#### WHAT YOU ARE ASKED TO DO
Reproduce the whole listing, character for character.

--- begin DATASET ENTRIES ---

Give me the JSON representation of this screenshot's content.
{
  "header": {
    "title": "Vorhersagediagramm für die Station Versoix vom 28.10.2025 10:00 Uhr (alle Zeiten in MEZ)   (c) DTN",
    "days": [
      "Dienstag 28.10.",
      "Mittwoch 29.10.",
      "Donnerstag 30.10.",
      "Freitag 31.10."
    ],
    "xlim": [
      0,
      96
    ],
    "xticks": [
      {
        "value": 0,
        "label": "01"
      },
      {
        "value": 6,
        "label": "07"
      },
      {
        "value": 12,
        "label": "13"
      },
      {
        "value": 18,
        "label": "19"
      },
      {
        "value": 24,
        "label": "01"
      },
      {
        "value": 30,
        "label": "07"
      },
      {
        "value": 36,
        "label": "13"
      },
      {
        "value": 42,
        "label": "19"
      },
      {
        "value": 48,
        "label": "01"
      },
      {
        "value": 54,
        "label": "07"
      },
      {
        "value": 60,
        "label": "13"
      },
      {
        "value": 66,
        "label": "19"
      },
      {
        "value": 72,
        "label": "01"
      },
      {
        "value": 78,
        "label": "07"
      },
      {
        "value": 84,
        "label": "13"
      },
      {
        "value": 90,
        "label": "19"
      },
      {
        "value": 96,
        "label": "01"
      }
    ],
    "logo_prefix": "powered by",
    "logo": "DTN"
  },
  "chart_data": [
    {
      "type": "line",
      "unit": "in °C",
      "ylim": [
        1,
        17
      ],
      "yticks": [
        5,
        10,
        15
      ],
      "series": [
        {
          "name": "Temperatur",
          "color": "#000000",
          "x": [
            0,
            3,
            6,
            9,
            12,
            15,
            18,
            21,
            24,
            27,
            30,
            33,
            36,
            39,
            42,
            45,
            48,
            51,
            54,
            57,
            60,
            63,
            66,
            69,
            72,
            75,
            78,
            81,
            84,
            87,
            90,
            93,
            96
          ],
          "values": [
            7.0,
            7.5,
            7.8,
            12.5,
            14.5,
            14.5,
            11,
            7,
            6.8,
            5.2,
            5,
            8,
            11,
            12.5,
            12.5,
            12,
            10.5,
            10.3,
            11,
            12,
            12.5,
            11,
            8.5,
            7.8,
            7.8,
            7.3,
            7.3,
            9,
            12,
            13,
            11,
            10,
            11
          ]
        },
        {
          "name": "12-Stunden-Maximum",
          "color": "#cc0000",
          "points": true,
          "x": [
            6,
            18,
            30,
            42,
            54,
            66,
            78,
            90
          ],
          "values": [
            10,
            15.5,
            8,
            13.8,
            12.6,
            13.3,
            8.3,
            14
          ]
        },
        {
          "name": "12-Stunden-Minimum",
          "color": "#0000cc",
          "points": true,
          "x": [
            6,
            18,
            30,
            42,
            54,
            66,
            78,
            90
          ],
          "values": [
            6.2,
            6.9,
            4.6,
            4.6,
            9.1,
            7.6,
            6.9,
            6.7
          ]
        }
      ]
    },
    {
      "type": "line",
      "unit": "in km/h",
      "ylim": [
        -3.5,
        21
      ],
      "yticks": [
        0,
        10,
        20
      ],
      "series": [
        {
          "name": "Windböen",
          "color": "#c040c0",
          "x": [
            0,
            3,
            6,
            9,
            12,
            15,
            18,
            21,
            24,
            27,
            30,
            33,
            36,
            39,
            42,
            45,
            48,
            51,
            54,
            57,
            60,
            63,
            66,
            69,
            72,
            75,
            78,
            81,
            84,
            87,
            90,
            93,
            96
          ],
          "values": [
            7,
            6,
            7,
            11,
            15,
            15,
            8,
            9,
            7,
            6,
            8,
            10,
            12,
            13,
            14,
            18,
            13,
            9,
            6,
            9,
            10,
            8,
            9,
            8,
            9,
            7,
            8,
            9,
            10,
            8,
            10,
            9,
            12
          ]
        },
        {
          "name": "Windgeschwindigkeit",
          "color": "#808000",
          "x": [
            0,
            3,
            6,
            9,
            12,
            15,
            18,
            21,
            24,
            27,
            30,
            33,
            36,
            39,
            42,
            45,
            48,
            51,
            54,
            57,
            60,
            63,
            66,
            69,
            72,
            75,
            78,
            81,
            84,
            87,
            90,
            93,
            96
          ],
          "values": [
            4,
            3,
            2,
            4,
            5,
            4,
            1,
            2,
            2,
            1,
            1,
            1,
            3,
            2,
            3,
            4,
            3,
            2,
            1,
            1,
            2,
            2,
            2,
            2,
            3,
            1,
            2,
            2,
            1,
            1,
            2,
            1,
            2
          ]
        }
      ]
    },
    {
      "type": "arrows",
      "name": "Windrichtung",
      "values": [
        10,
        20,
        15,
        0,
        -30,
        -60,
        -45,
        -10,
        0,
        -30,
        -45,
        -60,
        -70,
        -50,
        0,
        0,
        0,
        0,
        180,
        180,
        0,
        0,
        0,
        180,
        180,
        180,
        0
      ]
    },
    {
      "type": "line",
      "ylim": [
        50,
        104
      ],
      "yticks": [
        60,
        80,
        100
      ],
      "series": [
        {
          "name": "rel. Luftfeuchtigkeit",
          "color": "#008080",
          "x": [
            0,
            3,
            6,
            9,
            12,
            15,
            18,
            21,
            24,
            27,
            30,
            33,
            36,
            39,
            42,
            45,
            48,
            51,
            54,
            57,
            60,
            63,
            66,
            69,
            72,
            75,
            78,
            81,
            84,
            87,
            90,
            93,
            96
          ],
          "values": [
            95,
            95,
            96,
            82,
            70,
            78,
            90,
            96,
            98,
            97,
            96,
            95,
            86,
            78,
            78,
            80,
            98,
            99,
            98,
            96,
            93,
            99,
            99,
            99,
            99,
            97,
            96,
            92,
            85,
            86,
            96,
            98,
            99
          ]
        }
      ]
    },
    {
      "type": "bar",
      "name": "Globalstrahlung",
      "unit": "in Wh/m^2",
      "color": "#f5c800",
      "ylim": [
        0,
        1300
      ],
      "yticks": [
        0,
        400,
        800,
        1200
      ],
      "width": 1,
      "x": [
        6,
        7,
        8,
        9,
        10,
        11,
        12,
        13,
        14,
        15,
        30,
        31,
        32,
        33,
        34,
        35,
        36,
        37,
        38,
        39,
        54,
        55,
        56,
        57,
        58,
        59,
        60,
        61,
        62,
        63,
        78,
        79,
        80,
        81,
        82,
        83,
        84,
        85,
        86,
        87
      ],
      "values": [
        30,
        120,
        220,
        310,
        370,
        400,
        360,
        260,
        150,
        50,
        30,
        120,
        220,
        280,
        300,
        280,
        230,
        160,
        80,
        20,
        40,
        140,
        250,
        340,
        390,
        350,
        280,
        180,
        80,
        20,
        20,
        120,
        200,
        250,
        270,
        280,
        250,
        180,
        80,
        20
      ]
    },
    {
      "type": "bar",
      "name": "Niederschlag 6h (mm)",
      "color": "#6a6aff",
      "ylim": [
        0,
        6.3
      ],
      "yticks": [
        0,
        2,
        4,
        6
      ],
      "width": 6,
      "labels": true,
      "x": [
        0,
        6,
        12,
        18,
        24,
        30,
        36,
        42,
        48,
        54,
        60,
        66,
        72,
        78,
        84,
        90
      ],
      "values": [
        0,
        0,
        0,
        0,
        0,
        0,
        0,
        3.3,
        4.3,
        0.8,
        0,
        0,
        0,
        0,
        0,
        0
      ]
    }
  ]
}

--- end DATASET ENTRIES ---

#### RESPONSE TO THIS EXERCISE
Give me the JSON representation of this screenshot's content.
{
  "header": {
    "title": "Vorhersagediagramm für die Station Versoix vom 28.10.2025 10:00 Uhr (alle Zeiten in MEZ)   (c) DTN",
    "days": [
      "Dienstag 28.10.",
      "Mittwoch 29.10.",
      "Donnerstag 30.10.",
      "Freitag 31.10."
    ],
    "xlim": [
      0,
      96
    ],
    "xticks": [
      {
        "value": 0,
        "label": "01"
      },
      {
        "value": 6,
        "label": "07"
      },
      {
        "value": 12,
        "label": "13"
      },
      {
        "value": 18,
        "label": "19"
      },
      {
        "value": 24,
        "label": "01"
      },
      {
        "value": 30,
        "label": "07"
      },
      {
        "value": 36,
        "label": "13"
      },
      {
        "value": 42,
        "label": "19"
      },
      {
        "value": 48,
        "label": "01"
      },
      {
        "value": 54,
        "label": "07"
      },
      {
        "value": 60,
        "label": "13"
      },
      {
        "value": 66,
        "label": "19"
      },
      {
        "value": 72,
        "label": "01"
      },
      {
        "value": 78,
        "label": "07"
      },
      {
        "value": 84,
        "label": "13"
      },
      {
        "value": 90,
        "label": "19"
      },
      {
        "value": 96,
        "label": "01"
      }
    ],
    "logo_prefix": "powered by",
    "logo": "DTN"
  },
  "chart_data": [
    {
      "type": "line",
      "unit": "in °C",
      "ylim": [
        1,
        17
      ],
      "yticks": [
        5,
        10,
        15
      ],
      "series": [
        {
          "name": "Temperatur",
          "color": "#000000",
          "x": [
            0,
            3,
            6,
            9,
            12,
            15,
            18,
            21,
            24,
            27,
            30,
            33,
            36,
            39,
            42,
            45,
            48,
            51,
            54,
            57,
            60,
            63,
            66,
            69,
            72,
            75,
            78,
            81,
            84,
            87,
            90,
            93,
            96
          ],
          "values": [
            7.0,
            7.5,
            7.8,
            12.5,
            14.5,
            14.5,
            11,
            7,
            6.8,
            5.2,
            5,
            8,
            11,
            12.5,
            12.5,
            12,
            10.5,
            10.3,
            11,
            12,
            12.5,
            11,
            8.5,
            7.8,
            7.8,
            7.3,
            7.3,
            9,
            12,
            13,
            11,
            10,
            11
          ]
        },
        {
          "name": "12-Stunden-Maximum",
          "color": "#cc0000",
          "points": true,
          "x": [
            6,
            18,
            30,
            42,
            54,
            66,
            78,
            90
          ],
          "values": [
            10,
            15.5,
            8,
            13.8,
            12.6,
            13.3,
            8.3,
            14
          ]
        },
        {
          "name": "12-Stunden-Minimum",
          "color": "#0000cc",
          "points": true,
          "x": [
            6,
            18,
            30,
            42,
            54,
            66,
            78,
            90
          ],
          "values": [
            6.2,
            6.9,
            4.6,
            4.6,
            9.1,
            7.6,
            6.9,
            6.7
          ]
        }
      ]
    },
    {
      "type": "line",
      "unit": "in km/h",
      "ylim": [
        -3.5,
        21
      ],
      "yticks": [
        0,
        10,
        20
      ],
      "series": [
        {
          "name": "Windböen",
          "color": "#c040c0",
          "x": [
            0,
            3,
            6,
            9,
            12,
            15,
            18,
            21,
            24,
            27,
            30,
            33,
            36,
            39,
            42,
            45,
            48,
            51,
            54,
            57,
            60,
            63,
            66,
            69,
            72,
            75,
            78,
            81,
            84,
            87,
            90,
            93,
            96
          ],
          "values": [
            7,
            6,
            7,
            11,
            15,
            15,
            8,
            9,
            7,
            6,
            8,
            10,
            12,
            13,
            14,
            18,
            13,
            9,
            6,
            9,
            10,
            8,
            9,
            8,
            9,
            7,
            8,
            9,
            10,
            8,
            10,
            9,
            12
          ]
        },
        {
          "name": "Windgeschwindigkeit",
          "color": "#808000",
          "x": [
            0,
            3,
            6,
            9,
            12,
            15,
            18,
            21,
            24,
            27,
            30,
            33,
            36,
            39,
            42,
            45,
            48,
            51,
            54,
            57,
            60,
            63,
            66,
            69,
            72,
            75,
            78,
            81,
            84,
            87,
            90,
            93,
            96
          ],
          "values": [
            4,
            3,
            2,
            4,
            5,
            4,
            1,
            2,
            2,
            1,
            1,
            1,
            3,
            2,
            3,
            4,
            3,
            2,
            1,
            1,
            2,
            2,
            2,
            2,
            3,
            1,
            2,
            2,
            1,
            1,
            2,
            1,
            2
          ]
        }
      ]
    },
    {
      "type": "arrows",
      "name": "Windrichtung",
      "values": [
        10,
        20,
        15,
        0,
        -30,
        -60,
        -45,
        -10,
        0,
        -30,
        -45,
        -60,
        -70,
        -50,
        0,
        0,
        0,
        0,
        180,
        180,
        0,
        0,
        0,
        180,
        180,
        180,
        0
      ]
    },
    {
      "type": "line",
      "ylim": [
        50,
        104
      ],
      "yticks": [
        60,
        80,
        100
      ],
      "series": [
        {
          "name": "rel. Luftfeuchtigkeit",
          "color": "#008080",
          "x": [
            0,
            3,
            6,
            9,
            12,
            15,
            18,
            21,
            24,
            27,
            30,
            33,
            36,
            39,
            42,
            45,
            48,
            51,
            54,
            57,
            60,
            63,
            66,
            69,
            72,
            75,
            78,
            81,
            84,
            87,
            90,
            93,
            96
          ],
          "values": [
            95,
            95,
            96,
            82,
            70,
            78,
            90,
            96,
            98,
            97,
            96,
            95,
            86,
            78,
            78,
            80,
            98,
            99,
            98,
            96,
            93,
            99,
            99,
            99,
            99,
            97,
            96,
            92,
            85,
            86,
            96,
            98,
            99
          ]
        }
      ]
    },
    {
      "type": "bar",
      "name": "Globalstrahlung",
      "unit": "in Wh/m^2",
      "color": "#f5c800",
      "ylim": [
        0,
        1300
      ],
      "yticks": [
        0,
        400,
        800,
        1200
      ],
      "width": 1,
      "x": [
        6,
        7,
        8,
        9,
        10,
        11,
        12,
        13,
        14,
        15,
        30,
        31,
        32,
        33,
        34,
        35,
        36,
        37,
        38,
        39,
        54,
        55,
        56,
        57,
        58,
        59,
        60,
        61,
        62,
        63,
        78,
        79,
        80,
        81,
        82,
        83,
        84,
        85,
        86,
        87
      ],
      "values": [
        30,
        120,
        220,
        310,
        370,
        400,
        360,
        260,
        150,
        50,
        30,
        120,
        220,
        280,
        300,
        280,
        230,
        160,
        80,
        20,
        40,
        140,
        250,
        340,
        390,
        350,
        280,
        180,
        80,
        20,
        20,
        120,
        200,
        250,
        270,
        280,
        250,
        180,
        80,
        20
      ]
    },
    {
      "type": "bar",
      "name": "Niederschlag 6h (mm)",
      "color": "#6a6aff",
      "ylim": [
        0,
        6.3
      ],
      "yticks": [
        0,
        2,
        4,
        6
      ],
      "width": 6,
      "labels": true,
      "x": [
        0,
        6,
        12,
        18,
        24,
        30,
        36,
        42,
        48,
        54,
        60,
        66,
        72,
        78,
        84,
        90
      ],
      "values": [
        0,
        0,
        0,
        0,
        0,
        0,
        0,
        3.3,
        4.3,
        0.8,
        0,
        0,
        0,
        0,
        0,
        0
      ]
    }
  ]
}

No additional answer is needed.